WHAT THE TASK ASKS:
Lift out all lines below that contain "this".

═══ INFORMATION GIVEN ═══

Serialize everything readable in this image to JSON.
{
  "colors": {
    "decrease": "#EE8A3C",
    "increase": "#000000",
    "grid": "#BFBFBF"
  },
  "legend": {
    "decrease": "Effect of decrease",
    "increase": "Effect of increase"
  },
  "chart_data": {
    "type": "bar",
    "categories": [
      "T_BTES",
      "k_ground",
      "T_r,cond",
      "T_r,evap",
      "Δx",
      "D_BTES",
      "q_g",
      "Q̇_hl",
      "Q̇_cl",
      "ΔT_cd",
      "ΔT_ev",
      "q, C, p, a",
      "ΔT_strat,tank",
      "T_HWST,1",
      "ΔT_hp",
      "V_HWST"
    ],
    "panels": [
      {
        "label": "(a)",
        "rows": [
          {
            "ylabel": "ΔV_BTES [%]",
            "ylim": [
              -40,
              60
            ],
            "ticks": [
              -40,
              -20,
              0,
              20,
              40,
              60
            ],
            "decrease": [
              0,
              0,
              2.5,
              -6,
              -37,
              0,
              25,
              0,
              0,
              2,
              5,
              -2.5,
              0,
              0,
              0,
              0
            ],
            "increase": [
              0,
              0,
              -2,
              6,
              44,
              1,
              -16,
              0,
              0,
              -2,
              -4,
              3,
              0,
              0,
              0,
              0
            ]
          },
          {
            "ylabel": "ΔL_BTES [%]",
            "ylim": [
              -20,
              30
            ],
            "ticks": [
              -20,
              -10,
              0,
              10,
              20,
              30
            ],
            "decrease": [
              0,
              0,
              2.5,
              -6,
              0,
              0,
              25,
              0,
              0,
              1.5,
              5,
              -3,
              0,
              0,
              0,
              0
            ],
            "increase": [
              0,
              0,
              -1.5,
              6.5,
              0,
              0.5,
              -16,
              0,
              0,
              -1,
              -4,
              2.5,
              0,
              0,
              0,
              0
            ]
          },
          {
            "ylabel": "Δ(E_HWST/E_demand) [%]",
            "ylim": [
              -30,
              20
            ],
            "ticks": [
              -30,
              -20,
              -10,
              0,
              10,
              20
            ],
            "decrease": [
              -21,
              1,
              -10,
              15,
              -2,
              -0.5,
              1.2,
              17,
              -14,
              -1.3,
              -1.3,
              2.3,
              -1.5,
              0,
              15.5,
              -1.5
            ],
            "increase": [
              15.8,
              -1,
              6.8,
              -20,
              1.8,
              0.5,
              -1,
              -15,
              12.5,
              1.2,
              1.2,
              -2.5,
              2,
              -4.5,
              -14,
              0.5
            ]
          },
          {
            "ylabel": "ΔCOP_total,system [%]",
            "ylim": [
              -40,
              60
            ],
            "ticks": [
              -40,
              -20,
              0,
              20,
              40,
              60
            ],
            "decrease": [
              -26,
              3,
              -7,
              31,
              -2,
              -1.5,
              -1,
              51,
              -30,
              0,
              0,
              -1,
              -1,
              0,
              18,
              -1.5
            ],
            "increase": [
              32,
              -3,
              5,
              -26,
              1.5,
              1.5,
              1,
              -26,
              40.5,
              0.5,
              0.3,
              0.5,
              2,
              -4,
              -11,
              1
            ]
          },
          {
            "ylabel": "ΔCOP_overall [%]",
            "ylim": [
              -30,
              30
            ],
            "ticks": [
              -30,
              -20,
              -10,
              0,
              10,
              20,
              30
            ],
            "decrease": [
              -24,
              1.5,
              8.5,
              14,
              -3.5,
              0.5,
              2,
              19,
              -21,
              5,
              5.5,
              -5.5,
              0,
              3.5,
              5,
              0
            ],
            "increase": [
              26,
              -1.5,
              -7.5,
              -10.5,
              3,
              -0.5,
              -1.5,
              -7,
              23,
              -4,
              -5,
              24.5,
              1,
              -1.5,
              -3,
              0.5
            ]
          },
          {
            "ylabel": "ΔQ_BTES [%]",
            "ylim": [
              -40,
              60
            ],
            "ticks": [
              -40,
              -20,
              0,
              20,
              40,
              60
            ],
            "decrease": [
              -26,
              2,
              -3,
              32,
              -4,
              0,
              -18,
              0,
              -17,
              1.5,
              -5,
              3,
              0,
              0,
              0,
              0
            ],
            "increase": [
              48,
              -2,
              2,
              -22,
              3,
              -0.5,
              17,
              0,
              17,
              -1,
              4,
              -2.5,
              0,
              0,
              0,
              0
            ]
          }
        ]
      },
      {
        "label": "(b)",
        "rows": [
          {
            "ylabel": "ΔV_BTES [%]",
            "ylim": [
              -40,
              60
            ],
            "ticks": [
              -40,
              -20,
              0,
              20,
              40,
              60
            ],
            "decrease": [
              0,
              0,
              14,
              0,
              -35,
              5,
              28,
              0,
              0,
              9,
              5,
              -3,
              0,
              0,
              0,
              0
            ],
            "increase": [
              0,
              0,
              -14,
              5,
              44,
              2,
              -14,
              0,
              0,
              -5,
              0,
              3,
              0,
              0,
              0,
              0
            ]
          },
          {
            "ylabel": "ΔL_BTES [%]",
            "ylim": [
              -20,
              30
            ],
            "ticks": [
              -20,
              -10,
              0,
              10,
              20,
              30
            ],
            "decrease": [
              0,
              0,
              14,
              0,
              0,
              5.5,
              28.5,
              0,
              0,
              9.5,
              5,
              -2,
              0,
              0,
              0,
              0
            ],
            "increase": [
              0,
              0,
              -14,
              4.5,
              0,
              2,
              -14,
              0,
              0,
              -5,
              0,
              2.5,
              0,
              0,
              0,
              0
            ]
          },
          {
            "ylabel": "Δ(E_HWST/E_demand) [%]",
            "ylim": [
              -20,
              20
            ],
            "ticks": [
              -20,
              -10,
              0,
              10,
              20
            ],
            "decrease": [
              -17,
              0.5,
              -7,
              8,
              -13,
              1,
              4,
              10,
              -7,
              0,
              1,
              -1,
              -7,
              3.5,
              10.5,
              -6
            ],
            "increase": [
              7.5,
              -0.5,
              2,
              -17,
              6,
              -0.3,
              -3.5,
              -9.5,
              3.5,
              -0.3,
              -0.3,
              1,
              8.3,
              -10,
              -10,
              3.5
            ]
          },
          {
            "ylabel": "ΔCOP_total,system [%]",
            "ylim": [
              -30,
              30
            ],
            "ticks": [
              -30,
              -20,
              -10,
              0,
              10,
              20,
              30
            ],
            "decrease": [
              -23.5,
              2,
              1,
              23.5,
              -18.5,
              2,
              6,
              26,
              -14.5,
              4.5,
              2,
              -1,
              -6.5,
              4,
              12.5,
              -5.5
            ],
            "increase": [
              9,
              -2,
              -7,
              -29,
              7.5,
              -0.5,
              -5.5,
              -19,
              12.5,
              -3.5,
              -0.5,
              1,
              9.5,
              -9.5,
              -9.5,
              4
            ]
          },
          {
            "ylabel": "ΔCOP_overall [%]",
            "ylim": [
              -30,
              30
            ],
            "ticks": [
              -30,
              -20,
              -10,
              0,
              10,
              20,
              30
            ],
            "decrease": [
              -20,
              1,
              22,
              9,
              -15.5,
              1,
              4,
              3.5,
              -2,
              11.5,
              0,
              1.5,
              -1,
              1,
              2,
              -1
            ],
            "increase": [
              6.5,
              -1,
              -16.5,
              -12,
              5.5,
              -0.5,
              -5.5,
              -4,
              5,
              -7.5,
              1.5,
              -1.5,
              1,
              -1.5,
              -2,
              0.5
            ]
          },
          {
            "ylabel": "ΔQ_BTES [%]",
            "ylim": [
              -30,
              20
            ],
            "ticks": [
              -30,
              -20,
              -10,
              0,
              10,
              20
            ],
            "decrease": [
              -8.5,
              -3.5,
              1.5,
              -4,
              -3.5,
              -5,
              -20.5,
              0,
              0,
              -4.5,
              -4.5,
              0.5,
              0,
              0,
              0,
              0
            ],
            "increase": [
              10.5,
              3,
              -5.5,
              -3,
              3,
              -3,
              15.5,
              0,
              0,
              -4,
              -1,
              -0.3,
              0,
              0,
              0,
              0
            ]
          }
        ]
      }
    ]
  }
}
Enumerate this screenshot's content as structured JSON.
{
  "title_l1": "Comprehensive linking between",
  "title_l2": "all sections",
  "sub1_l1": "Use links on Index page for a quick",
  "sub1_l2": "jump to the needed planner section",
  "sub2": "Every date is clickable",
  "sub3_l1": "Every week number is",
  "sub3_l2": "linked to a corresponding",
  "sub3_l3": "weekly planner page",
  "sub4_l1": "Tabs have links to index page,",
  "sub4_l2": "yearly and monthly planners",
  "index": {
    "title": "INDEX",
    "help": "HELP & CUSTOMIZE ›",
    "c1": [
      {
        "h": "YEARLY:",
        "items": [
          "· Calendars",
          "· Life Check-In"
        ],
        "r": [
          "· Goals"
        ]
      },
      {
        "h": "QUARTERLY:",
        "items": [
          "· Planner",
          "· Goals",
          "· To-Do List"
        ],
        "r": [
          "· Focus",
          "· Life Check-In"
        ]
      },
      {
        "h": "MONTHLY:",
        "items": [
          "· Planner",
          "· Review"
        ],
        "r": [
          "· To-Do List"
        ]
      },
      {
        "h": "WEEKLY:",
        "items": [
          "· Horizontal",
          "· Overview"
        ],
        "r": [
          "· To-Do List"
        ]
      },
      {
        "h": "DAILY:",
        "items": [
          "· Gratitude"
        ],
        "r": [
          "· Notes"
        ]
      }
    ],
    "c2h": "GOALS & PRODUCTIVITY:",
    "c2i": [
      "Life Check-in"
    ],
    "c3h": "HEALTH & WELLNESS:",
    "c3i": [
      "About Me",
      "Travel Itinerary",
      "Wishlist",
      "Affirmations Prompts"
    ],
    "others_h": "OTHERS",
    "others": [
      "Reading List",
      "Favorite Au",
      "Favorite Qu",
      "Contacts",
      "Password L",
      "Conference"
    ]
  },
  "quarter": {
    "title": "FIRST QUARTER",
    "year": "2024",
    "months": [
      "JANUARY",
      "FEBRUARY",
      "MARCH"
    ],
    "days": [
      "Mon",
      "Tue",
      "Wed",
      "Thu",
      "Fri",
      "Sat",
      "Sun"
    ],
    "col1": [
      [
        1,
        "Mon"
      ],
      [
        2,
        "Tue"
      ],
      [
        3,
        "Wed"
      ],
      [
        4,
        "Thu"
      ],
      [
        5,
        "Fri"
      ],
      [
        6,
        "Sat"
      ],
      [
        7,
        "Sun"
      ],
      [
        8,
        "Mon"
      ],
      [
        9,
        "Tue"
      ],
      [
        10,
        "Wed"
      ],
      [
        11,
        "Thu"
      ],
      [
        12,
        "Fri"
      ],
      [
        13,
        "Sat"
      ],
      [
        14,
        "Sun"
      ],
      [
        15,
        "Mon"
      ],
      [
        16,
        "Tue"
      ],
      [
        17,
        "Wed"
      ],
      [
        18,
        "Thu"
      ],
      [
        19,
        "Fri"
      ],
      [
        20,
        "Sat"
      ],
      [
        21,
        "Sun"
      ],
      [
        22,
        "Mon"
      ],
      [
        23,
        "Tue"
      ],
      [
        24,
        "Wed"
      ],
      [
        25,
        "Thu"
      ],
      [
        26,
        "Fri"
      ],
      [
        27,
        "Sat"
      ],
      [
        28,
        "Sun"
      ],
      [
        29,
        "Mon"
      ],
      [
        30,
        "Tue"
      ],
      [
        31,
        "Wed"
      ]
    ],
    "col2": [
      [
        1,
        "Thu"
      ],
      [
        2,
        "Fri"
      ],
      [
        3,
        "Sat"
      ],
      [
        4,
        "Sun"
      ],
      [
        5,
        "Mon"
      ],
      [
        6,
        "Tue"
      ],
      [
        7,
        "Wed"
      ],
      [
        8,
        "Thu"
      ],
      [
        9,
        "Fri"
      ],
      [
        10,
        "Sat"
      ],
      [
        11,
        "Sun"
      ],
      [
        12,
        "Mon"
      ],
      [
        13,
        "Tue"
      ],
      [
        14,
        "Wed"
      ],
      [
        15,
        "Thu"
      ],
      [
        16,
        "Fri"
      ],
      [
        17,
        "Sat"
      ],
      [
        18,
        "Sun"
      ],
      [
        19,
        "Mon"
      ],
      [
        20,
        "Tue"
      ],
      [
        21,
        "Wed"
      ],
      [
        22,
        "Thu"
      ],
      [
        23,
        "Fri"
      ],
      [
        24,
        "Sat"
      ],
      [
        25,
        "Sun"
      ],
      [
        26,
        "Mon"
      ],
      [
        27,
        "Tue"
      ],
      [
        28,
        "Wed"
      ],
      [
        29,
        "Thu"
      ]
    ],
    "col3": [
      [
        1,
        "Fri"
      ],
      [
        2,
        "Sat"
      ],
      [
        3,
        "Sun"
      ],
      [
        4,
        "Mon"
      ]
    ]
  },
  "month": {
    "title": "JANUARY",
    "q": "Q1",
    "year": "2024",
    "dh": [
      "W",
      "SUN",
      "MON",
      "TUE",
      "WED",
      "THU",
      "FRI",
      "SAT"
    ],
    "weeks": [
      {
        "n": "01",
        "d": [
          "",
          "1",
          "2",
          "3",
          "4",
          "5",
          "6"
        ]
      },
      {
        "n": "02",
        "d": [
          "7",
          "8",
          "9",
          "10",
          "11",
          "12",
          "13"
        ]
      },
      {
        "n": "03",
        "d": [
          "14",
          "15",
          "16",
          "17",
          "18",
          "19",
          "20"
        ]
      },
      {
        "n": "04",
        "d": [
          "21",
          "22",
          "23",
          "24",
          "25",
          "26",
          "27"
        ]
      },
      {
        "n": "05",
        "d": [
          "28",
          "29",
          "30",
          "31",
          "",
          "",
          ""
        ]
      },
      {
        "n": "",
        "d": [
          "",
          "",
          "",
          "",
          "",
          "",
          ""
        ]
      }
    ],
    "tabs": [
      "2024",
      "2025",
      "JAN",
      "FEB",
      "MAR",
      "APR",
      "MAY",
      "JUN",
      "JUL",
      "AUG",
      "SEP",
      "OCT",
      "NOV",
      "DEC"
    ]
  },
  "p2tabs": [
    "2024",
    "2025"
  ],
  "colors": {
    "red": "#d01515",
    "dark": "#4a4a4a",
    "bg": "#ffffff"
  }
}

═══

EXERCISE SOLUTION:
Serialize everything readable in this image to JSON.
Enumerate this screenshot's content as structured JSON.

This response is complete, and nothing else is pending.